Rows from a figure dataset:
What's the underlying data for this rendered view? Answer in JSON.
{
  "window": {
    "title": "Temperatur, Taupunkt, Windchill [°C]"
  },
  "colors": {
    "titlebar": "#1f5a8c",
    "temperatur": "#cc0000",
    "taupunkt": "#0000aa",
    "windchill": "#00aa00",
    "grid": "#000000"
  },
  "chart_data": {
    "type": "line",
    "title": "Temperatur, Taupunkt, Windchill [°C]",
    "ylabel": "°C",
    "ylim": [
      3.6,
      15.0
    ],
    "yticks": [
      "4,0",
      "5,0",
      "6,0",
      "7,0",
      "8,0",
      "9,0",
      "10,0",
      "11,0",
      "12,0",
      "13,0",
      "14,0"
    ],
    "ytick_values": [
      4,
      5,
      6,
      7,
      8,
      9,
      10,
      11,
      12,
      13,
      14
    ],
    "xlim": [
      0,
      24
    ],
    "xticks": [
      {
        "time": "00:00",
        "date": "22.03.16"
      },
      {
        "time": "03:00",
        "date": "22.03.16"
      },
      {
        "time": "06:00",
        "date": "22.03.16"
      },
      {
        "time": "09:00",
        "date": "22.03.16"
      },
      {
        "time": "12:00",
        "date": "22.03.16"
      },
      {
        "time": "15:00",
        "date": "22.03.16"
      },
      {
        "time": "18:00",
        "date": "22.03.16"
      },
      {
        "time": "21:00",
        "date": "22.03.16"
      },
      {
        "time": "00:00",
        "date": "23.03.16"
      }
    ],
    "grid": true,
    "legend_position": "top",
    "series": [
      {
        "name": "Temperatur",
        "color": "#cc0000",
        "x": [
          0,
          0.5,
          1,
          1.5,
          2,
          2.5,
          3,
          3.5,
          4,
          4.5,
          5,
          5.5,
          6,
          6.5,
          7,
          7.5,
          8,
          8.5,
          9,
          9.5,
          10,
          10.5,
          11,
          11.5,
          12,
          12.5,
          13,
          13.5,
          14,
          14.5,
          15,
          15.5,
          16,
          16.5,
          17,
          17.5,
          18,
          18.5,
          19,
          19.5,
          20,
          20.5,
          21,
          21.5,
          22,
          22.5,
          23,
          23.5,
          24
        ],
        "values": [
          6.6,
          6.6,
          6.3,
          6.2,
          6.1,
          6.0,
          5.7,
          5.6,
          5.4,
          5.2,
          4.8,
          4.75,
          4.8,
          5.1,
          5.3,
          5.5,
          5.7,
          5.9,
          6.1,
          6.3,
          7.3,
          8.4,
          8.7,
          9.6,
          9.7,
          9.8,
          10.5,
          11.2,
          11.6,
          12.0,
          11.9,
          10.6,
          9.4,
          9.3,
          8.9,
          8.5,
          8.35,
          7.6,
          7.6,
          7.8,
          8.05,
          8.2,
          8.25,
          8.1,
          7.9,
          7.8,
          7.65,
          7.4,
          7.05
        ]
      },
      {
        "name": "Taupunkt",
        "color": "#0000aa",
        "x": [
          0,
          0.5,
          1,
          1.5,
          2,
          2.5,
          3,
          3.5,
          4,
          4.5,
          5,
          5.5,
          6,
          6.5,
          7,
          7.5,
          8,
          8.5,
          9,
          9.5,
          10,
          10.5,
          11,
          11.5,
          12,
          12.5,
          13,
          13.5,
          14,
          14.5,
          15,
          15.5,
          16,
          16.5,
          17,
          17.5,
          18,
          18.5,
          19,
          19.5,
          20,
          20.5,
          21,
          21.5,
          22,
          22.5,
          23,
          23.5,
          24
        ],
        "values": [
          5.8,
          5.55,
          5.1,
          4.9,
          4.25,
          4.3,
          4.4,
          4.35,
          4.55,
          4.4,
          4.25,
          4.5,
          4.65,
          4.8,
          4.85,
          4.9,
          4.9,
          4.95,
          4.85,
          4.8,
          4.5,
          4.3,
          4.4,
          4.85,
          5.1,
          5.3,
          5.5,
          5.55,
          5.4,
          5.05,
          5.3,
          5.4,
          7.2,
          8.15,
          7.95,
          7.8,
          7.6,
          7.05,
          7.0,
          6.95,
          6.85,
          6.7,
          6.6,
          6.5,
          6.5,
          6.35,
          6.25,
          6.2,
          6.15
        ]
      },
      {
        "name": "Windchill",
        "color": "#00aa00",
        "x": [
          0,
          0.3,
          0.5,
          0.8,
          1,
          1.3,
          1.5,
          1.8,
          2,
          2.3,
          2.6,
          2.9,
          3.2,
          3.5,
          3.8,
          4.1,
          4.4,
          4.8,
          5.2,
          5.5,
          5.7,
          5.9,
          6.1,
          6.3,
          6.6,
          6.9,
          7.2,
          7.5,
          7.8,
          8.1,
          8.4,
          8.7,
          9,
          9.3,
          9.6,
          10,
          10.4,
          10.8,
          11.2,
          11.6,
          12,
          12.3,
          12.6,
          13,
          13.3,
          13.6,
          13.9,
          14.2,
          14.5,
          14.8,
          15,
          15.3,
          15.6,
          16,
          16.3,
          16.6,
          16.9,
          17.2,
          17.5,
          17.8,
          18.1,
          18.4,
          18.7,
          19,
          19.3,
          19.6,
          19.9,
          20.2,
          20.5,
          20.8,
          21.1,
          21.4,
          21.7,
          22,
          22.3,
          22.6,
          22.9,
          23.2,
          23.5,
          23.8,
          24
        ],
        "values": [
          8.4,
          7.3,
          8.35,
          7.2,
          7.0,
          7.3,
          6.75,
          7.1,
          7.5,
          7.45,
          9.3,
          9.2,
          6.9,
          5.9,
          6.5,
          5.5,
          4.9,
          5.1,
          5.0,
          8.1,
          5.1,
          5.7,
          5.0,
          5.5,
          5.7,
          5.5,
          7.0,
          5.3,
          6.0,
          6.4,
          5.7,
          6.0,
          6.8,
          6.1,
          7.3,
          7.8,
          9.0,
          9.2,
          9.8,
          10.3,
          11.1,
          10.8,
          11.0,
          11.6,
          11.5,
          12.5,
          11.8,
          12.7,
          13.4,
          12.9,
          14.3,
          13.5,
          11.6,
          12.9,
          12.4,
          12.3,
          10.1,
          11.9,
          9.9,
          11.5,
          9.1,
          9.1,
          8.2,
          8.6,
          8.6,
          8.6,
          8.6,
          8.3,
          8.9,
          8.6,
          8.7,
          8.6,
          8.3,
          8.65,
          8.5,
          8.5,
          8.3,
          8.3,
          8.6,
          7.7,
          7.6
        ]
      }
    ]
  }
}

**Stated exercise**
Make an exact copy of the material above.

**Result**
What's the underlying data for this rendered view? Answer in JSON.
{
  "window": {
    "title": "Temperatur, Taupunkt, Windchill [°C]"
  },
  "colors": {
    "titlebar": "#1f5a8c",
    "temperatur": "#cc0000",
    "taupunkt": "#0000aa",
    "windchill": "#00aa00",
    "grid": "#000000"
  },
  "chart_data": {
    "type": "line",
    "title": "Temperatur, Taupunkt, Windchill [°C]",
    "ylabel": "°C",
    "ylim": [
      3.6,
      15.0
    ],
    "yticks": [
      "4,0",
      "5,0",
      "6,0",
      "7,0",
      "8,0",
      "9,0",
      "10,0",
      "11,0",
      "12,0",
      "13,0",
      "14,0"
    ],
    "ytick_values": [
      4,
      5,
      6,
      7,
      8,
      9,
      10,
      11,
      12,
      13,
      14
    ],
    "xlim": [
      0,
      24
    ],
    "xticks": [
      {
        "time": "00:00",
        "date": "22.03.16"
      },
      {
        "time": "03:00",
        "date": "22.03.16"
      },
      {
        "time": "06:00",
        "date": "22.03.16"
      },
      {
        "time": "09:00",
        "date": "22.03.16"
      },
      {
        "time": "12:00",
        "date": "22.03.16"
      },
      {
        "time": "15:00",
        "date": "22.03.16"
      },
      {
        "time": "18:00",
        "date": "22.03.16"
      },
      {
        "time": "21:00",
        "date": "22.03.16"
      },
      {
        "time": "00:00",
        "date": "23.03.16"
      }
    ],
    "grid": true,
    "legend_position": "top",
    "series": [
      {
        "name": "Temperatur",
        "color": "#cc0000",
        "x": [
          0,
          0.5,
          1,
          1.5,
          2,
          2.5,
          3,
          3.5,
          4,
          4.5,
          5,
          5.5,
          6,
          6.5,
          7,
          7.5,
          8,
          8.5,
          9,
          9.5,
          10,
          10.5,
          11,
          11.5,
          12,
          12.5,
          13,
          13.5,
          14,
          14.5,
          15,
          15.5,
          16,
          16.5,
          17,
          17.5,
          18,
          18.5,
          19,
          19.5,
          20,
          20.5,
          21,
          21.5,
          22,
          22.5,
          23,
          23.5,
          24
        ],
        "values": [
          6.6,
          6.6,
          6.3,
          6.2,
          6.1,
          6.0,
          5.7,
          5.6,
          5.4,
          5.2,
          4.8,
          4.75,
          4.8,
          5.1,
          5.3,
          5.5,
          5.7,
          5.9,
          6.1,
          6.3,
          7.3,
          8.4,
          8.7,
          9.6,
          9.7,
          9.8,
          10.5,
          11.2,
          11.6,
          12.0,
          11.9,
          10.6,
          9.4,
          9.3,
          8.9,
          8.5,
          8.35,
          7.6,
          7.6,
          7.8,
          8.05,
          8.2,
          8.25,
          8.1,
          7.9,
          7.8,
          7.65,
          7.4,
          7.05
        ]
      },
      {
        "name": "Taupunkt",
        "color": "#0000aa",
        "x": [
          0,
          0.5,
          1,
          1.5,
          2,
          2.5,
          3,
          3.5,
          4,
          4.5,
          5,
          5.5,
          6,
          6.5,
          7,
          7.5,
          8,
          8.5,
          9,
          9.5,
          10,
          10.5,
          11,
          11.5,
          12,
          12.5,
          13,
          13.5,
          14,
          14.5,
          15,
          15.5,
          16,
          16.5,
          17,
          17.5,
          18,
          18.5,
          19,
          19.5,
          20,
          20.5,
          21,
          21.5,
          22,
          22.5,
          23,
          23.5,
          24
        ],
        "values": [
          5.8,
          5.55,
          5.1,
          4.9,
          4.25,
          4.3,
          4.4,
          4.35,
          4.55,
          4.4,
          4.25,
          4.5,
          4.65,
          4.8,
          4.85,
          4.9,
          4.9,
          4.95,
          4.85,
          4.8,
          4.5,
          4.3,
          4.4,
          4.85,
          5.1,
          5.3,
          5.5,
          5.55,
          5.4,
          5.05,
          5.3,
          5.4,
          7.2,
          8.15,
          7.95,
          7.8,
          7.6,
          7.05,
          7.0,
          6.95,
          6.85,
          6.7,
          6.6,
          6.5,
          6.5,
          6.35,
          6.25,
          6.2,
          6.15
        ]
      },
      {
        "name": "Windchill",
        "color": "#00aa00",
        "x": [
          0,
          0.3,
          0.5,
          0.8,
          1,
          1.3,
          1.5,
          1.8,
          2,
          2.3,
          2.6,
          2.9,
          3.2,
          3.5,
          3.8,
          4.1,
          4.4,
          4.8,
          5.2,
          5.5,
          5.7,
          5.9,
          6.1,
          6.3,
          6.6,
          6.9,
          7.2,
          7.5,
          7.8,
          8.1,
          8.4,
          8.7,
          9,
          9.3,
          9.6,
          10,
          10.4,
          10.8,
          11.2,
          11.6,
          12,
          12.3,
          12.6,
          13,
          13.3,
          13.6,
          13.9,
          14.2,
          14.5,
          14.8,
          15,
          15.3,
          15.6,
          16,
          16.3,
          16.6,
          16.9,
          17.2,
          17.5,
          17.8,
          18.1,
          18.4,
          18.7,
          19,
          19.3,
          19.6,
          19.9,
          20.2,
          20.5,
          20.8,
          21.1,
          21.4,
          21.7,
          22,
          22.3,
          22.6,
          22.9,
          23.2,
          23.5,
          23.8,
          24
        ],
        "values": [
          8.4,
          7.3,
          8.35,
          7.2,
          7.0,
          7.3,
          6.75,
          7.1,
          7.5,
          7.45,
          9.3,
          9.2,
          6.9,
          5.9,
          6.5,
          5.5,
          4.9,
          5.1,
          5.0,
          8.1,
          5.1,
          5.7,
          5.0,
          5.5,
          5.7,
          5.5,
          7.0,
          5.3,
          6.0,
          6.4,
          5.7,
          6.0,
          6.8,
          6.1,
          7.3,
          7.8,
          9.0,
          9.2,
          9.8,
          10.3,
          11.1,
          10.8,
          11.0,
          11.6,
          11.5,
          12.5,
          11.8,
          12.7,
          13.4,
          12.9,
          14.3,
          13.5,
          11.6,
          12.9,
          12.4,
          12.3,
          10.1,
          11.9,
          9.9,
          11.5,
          9.1,
          9.1,
          8.2,
          8.6,
          8.6,
          8.6,
          8.6,
          8.3,
          8.9,
          8.6,
          8.7,
          8.6,
          8.3,
          8.65,
          8.5,
          8.5,
          8.3,
          8.3,
          8.6,
          7.7,
          7.6
        ]
      }
    ]
  }
}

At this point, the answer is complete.